Stored entries
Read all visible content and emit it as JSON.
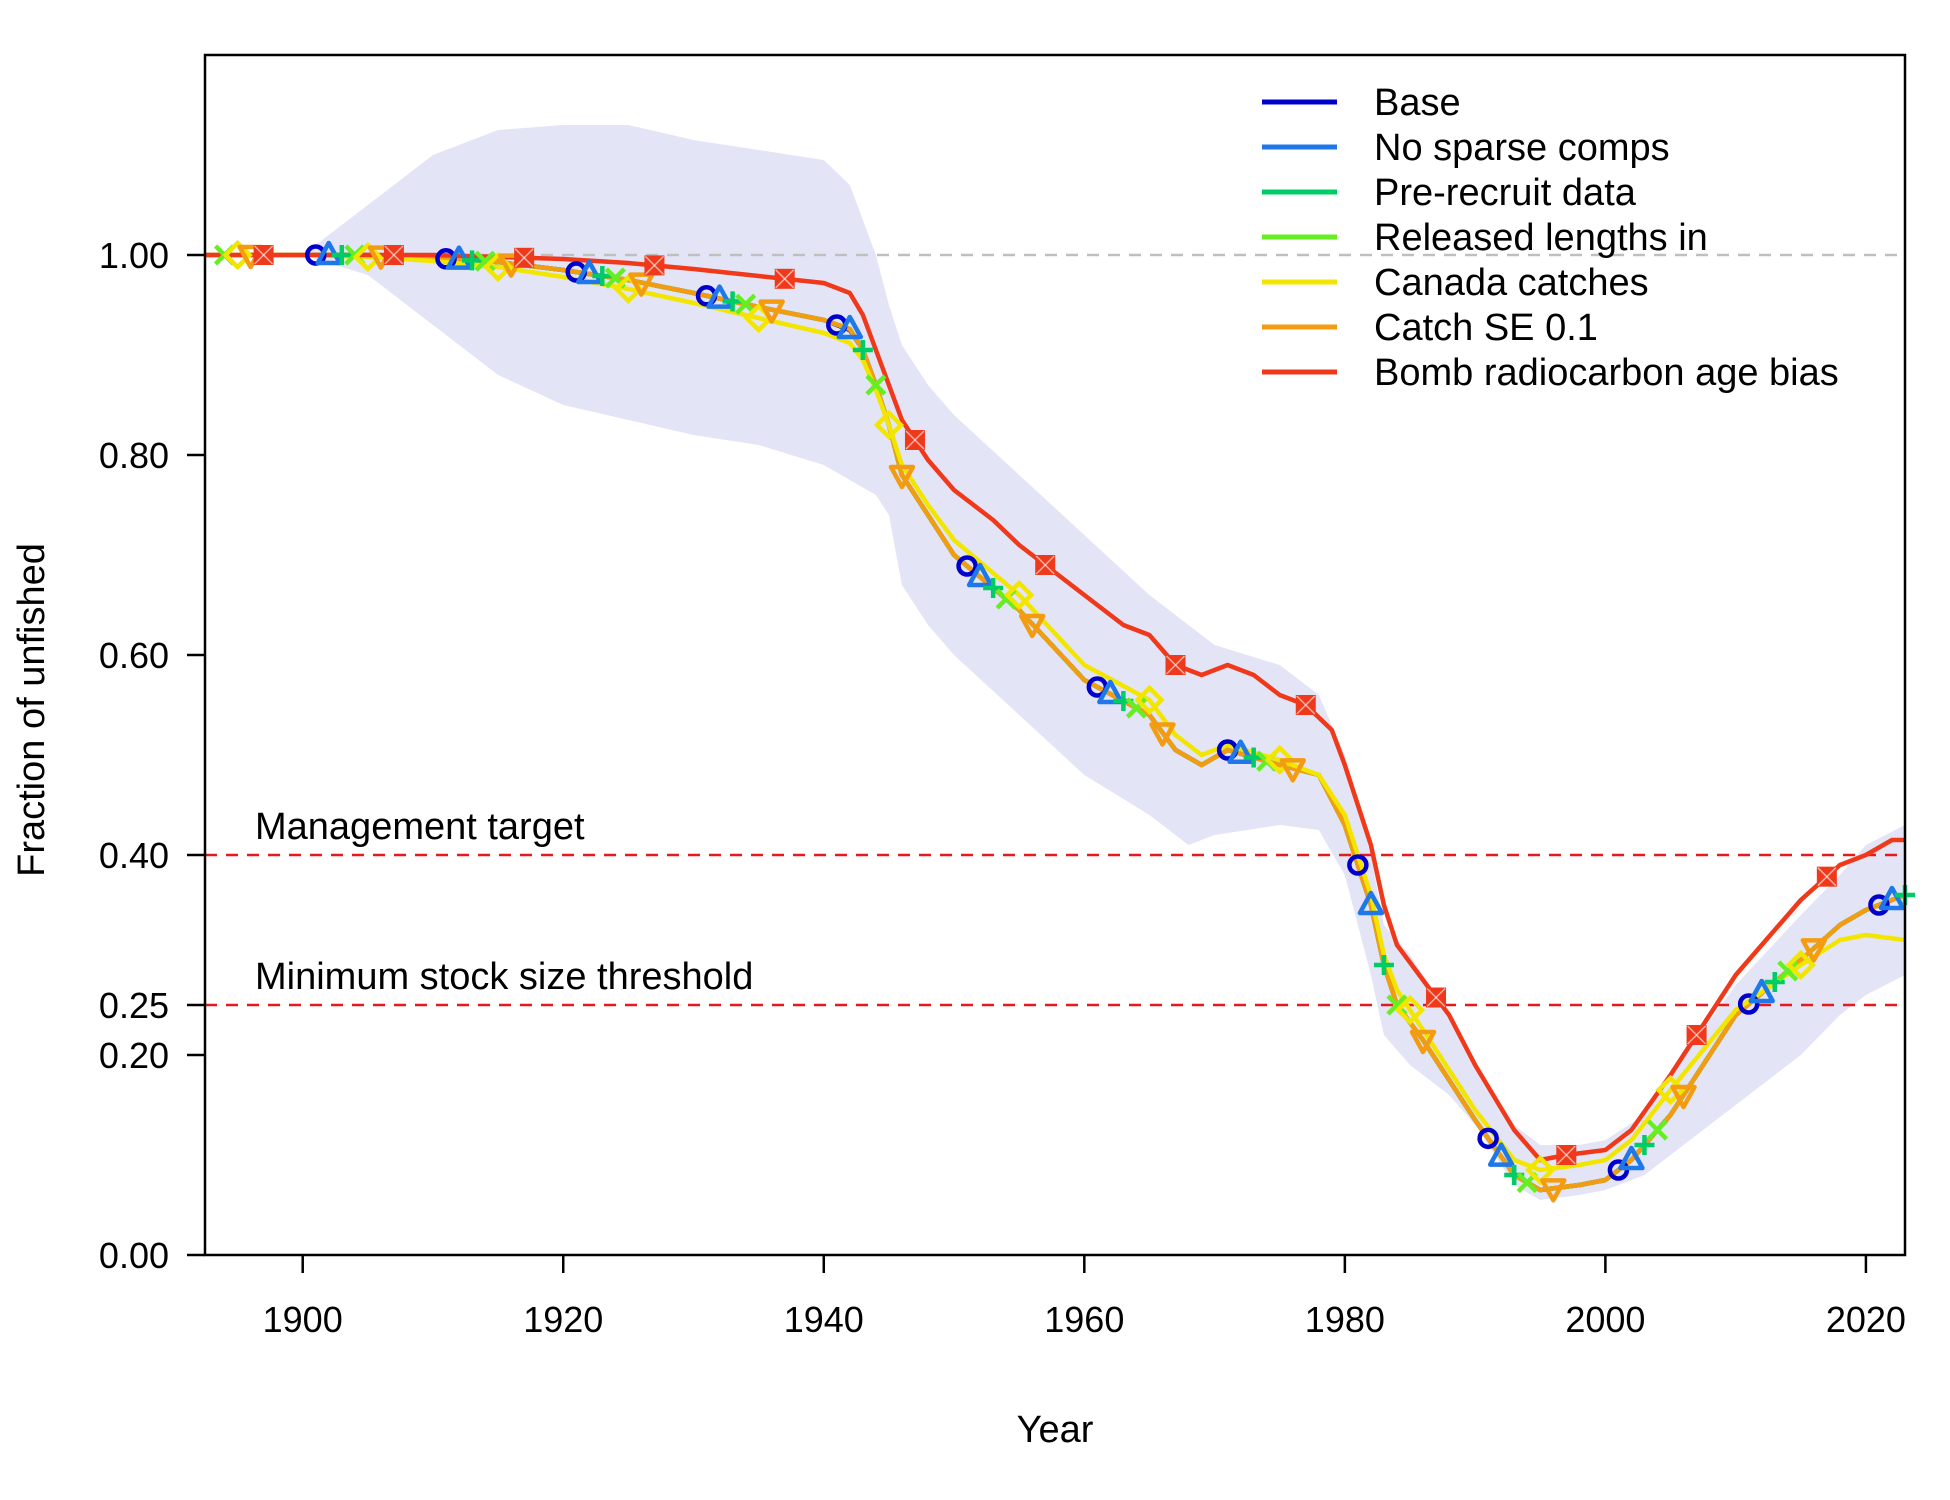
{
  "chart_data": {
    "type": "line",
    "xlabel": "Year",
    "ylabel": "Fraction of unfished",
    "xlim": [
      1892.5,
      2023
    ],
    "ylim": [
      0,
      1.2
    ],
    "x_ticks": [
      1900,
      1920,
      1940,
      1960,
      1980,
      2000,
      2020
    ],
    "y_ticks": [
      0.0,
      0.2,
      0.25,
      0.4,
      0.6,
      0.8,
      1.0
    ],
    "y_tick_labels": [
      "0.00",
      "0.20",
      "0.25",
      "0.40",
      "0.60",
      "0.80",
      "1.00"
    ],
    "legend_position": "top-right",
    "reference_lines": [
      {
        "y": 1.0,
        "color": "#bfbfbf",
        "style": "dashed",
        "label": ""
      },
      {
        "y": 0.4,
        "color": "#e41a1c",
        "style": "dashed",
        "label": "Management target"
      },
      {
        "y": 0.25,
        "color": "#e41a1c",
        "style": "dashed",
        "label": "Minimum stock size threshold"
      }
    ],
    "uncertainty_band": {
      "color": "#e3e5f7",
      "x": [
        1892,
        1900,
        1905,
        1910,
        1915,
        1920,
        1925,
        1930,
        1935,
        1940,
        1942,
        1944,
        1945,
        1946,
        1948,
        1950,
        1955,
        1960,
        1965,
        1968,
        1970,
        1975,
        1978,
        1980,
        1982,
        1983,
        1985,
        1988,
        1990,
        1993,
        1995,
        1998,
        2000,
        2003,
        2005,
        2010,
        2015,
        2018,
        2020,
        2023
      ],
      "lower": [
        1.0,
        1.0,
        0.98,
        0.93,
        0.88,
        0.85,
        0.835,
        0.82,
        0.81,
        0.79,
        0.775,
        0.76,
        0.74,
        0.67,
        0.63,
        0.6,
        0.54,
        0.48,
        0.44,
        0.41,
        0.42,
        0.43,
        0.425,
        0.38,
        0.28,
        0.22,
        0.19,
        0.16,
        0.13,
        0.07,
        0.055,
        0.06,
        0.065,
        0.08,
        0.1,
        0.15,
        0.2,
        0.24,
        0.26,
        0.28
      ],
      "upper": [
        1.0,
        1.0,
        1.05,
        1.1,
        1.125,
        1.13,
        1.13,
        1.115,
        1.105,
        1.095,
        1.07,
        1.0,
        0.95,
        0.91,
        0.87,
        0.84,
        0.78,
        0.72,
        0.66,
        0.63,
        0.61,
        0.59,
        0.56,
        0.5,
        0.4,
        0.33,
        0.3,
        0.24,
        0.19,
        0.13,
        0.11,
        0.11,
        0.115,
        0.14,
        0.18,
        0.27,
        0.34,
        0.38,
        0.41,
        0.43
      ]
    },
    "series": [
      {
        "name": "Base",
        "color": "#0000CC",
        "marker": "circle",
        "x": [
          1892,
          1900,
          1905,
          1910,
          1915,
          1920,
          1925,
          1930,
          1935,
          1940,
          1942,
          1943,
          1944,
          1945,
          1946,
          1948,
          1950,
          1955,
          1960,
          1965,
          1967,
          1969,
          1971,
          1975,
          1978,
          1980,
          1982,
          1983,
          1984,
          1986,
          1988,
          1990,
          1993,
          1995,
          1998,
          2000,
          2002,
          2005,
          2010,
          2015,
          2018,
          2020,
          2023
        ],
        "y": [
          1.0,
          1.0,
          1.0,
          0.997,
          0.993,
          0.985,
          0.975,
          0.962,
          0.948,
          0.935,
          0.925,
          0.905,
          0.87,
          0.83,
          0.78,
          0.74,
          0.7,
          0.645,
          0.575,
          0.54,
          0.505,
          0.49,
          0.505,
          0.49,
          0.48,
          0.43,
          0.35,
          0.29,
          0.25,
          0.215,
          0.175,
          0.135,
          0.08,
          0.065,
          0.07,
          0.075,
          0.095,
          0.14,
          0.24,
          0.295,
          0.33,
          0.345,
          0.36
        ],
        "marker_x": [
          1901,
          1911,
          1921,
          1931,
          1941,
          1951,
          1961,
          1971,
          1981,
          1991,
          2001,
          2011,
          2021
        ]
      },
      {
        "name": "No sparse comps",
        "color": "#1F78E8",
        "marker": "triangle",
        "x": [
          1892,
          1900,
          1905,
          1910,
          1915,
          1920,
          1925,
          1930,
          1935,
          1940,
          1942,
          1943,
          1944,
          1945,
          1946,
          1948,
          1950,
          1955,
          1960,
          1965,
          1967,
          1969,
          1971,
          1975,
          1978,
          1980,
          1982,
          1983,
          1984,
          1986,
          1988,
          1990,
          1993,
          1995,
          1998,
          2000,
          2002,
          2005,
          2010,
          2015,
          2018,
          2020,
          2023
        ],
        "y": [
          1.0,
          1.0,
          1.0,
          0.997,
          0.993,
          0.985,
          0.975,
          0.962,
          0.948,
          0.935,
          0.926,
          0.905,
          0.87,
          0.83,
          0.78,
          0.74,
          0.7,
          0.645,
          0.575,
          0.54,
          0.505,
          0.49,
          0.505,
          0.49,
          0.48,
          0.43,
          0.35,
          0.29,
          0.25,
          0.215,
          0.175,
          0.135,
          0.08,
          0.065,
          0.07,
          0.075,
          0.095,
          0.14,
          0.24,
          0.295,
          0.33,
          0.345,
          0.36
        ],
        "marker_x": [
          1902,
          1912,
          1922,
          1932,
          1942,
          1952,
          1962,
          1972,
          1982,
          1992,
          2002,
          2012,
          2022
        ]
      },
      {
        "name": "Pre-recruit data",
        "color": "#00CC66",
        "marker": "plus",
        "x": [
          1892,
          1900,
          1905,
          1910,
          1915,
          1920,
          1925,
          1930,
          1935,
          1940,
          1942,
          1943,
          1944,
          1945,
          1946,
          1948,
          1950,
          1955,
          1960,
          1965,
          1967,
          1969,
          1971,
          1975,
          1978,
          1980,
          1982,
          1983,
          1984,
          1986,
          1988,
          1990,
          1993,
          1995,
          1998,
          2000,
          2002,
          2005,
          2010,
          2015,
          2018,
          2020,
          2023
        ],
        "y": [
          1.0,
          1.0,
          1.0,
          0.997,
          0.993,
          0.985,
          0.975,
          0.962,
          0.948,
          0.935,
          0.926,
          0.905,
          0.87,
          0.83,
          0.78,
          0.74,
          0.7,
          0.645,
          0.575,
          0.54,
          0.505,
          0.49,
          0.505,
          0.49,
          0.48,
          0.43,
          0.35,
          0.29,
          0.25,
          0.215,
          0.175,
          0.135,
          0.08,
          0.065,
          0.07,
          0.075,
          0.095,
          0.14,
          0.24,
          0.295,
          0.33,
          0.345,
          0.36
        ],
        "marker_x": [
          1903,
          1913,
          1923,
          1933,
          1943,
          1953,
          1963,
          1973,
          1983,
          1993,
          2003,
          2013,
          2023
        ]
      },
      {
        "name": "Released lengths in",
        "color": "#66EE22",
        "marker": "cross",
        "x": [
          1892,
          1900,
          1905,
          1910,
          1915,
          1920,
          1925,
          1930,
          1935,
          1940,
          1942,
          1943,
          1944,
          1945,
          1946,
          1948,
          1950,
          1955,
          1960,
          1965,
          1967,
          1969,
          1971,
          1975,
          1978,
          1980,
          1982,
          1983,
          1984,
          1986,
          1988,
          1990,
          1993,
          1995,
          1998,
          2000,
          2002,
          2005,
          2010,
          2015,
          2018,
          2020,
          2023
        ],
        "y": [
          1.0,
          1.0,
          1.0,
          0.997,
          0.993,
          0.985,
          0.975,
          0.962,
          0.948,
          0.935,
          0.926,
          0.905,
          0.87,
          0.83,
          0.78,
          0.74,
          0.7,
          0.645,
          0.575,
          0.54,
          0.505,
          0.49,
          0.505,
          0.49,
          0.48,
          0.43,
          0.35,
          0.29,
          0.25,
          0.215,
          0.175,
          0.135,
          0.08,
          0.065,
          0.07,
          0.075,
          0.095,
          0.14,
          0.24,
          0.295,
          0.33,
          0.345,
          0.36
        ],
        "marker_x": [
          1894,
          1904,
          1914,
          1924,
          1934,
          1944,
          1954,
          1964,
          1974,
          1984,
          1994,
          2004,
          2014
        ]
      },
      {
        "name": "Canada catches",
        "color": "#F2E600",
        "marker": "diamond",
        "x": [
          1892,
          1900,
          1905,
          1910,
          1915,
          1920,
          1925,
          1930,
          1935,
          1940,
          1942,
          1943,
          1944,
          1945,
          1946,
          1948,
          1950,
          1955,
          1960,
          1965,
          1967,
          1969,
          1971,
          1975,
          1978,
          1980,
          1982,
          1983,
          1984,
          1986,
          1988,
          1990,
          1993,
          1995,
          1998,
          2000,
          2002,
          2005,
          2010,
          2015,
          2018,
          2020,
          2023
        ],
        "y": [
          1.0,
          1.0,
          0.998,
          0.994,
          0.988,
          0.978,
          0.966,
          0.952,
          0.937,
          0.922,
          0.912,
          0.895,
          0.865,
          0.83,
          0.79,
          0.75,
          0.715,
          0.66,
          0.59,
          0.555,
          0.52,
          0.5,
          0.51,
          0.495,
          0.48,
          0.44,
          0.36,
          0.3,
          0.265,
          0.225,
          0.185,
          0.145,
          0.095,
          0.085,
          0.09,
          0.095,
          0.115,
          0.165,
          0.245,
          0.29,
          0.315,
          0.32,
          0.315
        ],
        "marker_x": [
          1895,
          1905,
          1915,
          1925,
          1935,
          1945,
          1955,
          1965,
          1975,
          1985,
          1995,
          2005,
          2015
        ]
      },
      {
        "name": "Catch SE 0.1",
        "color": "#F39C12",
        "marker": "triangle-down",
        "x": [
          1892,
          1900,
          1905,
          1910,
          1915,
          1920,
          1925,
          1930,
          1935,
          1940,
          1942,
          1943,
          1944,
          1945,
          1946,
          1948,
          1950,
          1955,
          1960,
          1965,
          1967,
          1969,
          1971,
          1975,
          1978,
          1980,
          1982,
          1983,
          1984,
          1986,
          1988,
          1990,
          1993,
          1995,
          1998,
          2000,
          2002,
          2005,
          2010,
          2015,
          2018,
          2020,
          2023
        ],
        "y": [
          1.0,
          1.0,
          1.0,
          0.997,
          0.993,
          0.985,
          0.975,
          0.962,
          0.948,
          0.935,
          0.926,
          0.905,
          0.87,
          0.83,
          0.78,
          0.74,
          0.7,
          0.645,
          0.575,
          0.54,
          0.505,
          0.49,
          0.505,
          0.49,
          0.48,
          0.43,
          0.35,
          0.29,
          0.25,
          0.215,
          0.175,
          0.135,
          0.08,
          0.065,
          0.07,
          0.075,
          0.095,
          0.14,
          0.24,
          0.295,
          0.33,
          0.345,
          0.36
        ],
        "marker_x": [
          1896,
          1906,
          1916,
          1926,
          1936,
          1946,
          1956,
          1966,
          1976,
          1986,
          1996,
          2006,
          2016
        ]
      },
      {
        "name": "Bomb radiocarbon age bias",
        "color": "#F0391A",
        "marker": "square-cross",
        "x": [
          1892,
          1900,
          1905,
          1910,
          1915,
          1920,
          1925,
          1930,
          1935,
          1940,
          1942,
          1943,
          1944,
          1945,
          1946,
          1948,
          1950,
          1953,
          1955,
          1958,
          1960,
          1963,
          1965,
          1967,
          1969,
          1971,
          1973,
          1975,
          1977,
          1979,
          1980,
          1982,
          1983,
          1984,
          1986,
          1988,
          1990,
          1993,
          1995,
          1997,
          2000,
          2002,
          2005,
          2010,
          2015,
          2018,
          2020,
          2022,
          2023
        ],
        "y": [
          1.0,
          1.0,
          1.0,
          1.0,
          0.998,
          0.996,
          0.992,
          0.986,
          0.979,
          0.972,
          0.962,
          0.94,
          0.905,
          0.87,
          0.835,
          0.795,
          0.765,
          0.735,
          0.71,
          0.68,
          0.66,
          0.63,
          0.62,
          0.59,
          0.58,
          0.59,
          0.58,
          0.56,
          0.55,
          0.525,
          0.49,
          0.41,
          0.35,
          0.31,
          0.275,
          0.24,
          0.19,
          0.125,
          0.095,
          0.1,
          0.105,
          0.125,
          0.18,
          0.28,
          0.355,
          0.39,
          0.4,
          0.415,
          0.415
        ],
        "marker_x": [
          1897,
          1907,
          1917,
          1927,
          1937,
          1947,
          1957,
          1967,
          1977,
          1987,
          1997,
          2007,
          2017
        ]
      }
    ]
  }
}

→ **Task details**
Copy out every line from the data above that has "name" in it.

→ **Solution for this task**
        "name": "Base",
        "name": "No sparse comps",
        "name": "Pre-recruit data",
        "name": "Released lengths in",
        "name": "Canada catches",
        "name": "Catch SE 0.1",
        "name": "Bomb radiocarbon age bias",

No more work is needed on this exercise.